SUPPLIED RECORDS ::
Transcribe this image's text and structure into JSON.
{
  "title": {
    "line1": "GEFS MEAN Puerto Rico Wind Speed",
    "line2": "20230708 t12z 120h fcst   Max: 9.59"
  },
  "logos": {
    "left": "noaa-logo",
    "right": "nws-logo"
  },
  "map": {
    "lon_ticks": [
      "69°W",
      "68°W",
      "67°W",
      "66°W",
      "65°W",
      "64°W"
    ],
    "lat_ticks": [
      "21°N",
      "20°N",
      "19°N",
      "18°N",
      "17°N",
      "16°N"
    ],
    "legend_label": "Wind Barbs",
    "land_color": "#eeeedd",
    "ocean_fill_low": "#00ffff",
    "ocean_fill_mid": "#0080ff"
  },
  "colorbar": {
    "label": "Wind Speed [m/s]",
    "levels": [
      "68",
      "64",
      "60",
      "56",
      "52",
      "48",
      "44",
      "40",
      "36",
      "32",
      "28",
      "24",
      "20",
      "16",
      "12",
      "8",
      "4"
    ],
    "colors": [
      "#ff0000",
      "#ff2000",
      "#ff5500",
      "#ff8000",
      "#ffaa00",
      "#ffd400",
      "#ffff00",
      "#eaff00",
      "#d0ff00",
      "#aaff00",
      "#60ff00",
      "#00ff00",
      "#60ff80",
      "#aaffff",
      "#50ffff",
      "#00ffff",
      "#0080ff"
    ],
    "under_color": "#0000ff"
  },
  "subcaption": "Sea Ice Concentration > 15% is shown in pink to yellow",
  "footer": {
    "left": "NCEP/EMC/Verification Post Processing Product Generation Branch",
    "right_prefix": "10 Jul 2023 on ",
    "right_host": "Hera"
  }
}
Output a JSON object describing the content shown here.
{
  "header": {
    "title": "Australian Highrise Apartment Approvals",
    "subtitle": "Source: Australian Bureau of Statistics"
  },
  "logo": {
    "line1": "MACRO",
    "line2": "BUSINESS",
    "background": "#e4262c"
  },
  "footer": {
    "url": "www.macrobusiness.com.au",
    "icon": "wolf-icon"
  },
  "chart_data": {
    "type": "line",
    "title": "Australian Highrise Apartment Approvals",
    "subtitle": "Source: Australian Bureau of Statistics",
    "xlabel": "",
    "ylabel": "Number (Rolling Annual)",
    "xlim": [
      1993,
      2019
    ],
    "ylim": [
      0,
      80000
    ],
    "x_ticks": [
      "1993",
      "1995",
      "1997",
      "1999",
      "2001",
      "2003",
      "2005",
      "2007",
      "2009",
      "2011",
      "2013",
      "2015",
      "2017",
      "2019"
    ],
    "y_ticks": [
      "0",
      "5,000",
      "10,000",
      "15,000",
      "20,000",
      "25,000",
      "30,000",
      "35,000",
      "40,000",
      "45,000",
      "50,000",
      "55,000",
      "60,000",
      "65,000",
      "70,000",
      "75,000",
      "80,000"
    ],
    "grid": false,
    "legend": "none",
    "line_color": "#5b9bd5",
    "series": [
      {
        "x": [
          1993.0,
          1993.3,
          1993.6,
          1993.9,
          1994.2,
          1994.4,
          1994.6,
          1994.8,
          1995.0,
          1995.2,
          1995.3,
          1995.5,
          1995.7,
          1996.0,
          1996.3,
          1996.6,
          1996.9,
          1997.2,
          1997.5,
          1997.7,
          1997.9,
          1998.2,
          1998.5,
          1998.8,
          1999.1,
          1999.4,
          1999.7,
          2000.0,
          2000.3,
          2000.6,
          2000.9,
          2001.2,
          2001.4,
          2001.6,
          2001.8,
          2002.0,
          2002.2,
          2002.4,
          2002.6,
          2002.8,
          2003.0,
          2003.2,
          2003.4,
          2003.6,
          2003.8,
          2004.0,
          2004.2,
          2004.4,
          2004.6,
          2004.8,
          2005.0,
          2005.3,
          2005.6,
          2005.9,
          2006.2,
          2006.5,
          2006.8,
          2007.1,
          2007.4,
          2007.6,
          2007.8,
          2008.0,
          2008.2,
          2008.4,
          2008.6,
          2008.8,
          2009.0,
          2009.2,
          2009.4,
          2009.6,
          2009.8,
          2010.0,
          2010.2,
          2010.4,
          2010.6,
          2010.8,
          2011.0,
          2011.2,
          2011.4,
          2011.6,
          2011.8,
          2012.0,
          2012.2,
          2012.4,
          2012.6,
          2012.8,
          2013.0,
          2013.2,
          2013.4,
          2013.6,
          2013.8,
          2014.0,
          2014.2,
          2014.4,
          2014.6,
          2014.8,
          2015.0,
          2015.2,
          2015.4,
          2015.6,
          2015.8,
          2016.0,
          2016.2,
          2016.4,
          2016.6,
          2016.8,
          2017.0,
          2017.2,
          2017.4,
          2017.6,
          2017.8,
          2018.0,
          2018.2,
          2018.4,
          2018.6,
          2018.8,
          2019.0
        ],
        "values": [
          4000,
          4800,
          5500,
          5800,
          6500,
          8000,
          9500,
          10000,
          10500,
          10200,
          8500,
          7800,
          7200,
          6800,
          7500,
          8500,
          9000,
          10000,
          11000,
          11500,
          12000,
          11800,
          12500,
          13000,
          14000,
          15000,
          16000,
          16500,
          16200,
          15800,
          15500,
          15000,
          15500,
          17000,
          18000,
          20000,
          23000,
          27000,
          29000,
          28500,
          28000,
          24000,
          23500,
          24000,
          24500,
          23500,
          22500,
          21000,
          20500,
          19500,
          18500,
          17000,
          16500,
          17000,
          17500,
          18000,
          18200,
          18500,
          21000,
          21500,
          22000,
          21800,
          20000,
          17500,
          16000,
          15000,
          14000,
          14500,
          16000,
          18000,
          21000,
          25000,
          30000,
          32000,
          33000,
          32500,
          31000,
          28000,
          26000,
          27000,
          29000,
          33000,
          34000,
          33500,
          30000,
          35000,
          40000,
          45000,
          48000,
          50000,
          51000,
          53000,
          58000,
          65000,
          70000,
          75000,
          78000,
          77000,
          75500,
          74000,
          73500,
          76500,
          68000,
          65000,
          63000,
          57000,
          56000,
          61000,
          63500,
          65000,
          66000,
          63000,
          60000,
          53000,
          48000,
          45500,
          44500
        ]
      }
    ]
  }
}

SET TASK ::
Write only the number of lines in the records that include the word "Source".

COMPLETED TASK ::
2